(Item position entries)

--------------------------------------------------

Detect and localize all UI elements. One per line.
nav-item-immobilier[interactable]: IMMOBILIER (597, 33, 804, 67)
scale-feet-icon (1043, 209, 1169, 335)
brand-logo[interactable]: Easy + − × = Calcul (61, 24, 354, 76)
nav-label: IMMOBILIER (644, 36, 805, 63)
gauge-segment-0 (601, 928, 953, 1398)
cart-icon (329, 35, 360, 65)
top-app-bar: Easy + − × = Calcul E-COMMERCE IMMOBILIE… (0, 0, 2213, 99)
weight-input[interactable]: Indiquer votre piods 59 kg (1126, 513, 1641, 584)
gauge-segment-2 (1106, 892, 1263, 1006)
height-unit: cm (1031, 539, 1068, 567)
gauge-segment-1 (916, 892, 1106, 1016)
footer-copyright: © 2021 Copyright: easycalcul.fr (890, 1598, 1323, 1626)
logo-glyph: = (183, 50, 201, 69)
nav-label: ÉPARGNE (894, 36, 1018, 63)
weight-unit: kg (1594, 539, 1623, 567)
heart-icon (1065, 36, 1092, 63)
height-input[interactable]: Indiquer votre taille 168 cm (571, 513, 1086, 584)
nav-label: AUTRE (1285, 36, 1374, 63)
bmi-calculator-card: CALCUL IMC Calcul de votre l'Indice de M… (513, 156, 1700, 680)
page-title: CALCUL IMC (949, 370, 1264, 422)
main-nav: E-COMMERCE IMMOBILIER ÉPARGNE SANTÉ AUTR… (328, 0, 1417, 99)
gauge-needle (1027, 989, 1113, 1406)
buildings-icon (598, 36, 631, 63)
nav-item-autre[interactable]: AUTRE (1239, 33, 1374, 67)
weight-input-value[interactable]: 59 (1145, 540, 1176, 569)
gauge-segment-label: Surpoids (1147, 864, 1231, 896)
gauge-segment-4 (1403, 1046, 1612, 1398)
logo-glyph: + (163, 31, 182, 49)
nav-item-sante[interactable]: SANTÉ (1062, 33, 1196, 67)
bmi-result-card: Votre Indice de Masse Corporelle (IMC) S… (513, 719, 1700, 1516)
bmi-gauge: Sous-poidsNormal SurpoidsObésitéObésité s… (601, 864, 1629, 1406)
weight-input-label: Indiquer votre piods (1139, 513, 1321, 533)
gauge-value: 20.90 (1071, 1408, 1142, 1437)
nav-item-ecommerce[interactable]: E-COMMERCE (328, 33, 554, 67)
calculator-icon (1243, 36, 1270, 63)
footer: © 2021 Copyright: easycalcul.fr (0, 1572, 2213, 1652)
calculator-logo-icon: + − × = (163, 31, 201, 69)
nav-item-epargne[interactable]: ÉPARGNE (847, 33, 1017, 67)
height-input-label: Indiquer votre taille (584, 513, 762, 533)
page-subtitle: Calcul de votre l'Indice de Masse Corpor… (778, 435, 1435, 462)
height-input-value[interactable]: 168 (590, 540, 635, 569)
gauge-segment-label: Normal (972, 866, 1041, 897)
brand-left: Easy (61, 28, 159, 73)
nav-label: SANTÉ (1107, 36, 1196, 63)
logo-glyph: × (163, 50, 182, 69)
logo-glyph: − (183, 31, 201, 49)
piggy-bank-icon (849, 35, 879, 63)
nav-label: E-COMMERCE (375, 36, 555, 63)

--------------------------------------------------

→ **Directions**
Recast the items as a JSON list of strings, one string per line, from the first line of the items through the line containing "gauge-segment-2 (1106, 892, 1263, 1006)". Leave out blank lines.

→ **Final result**
[
  "Detect and localize all UI elements. One per line.",
  "nav-item-immobilier[interactable]: IMMOBILIER (597, 33, 804, 67)",
  "scale-feet-icon (1043, 209, 1169, 335)",
  "brand-logo[interactable]: Easy + − × = Calcul (61, 24, 354, 76)",
  "nav-label: IMMOBILIER (644, 36, 805, 63)",
  "gauge-segment-0 (601, 928, 953, 1398)",
  "cart-icon (329, 35, 360, 65)",
  "top-app-bar: Easy + − × = Calcul E-COMMERCE IMMOBILIE… (0, 0, 2213, 99)",
  "weight-input[interactable]: Indiquer votre piods 59 kg (1126, 513, 1641, 584)",
  "gauge-segment-2 (1106, 892, 1263, 1006)"
]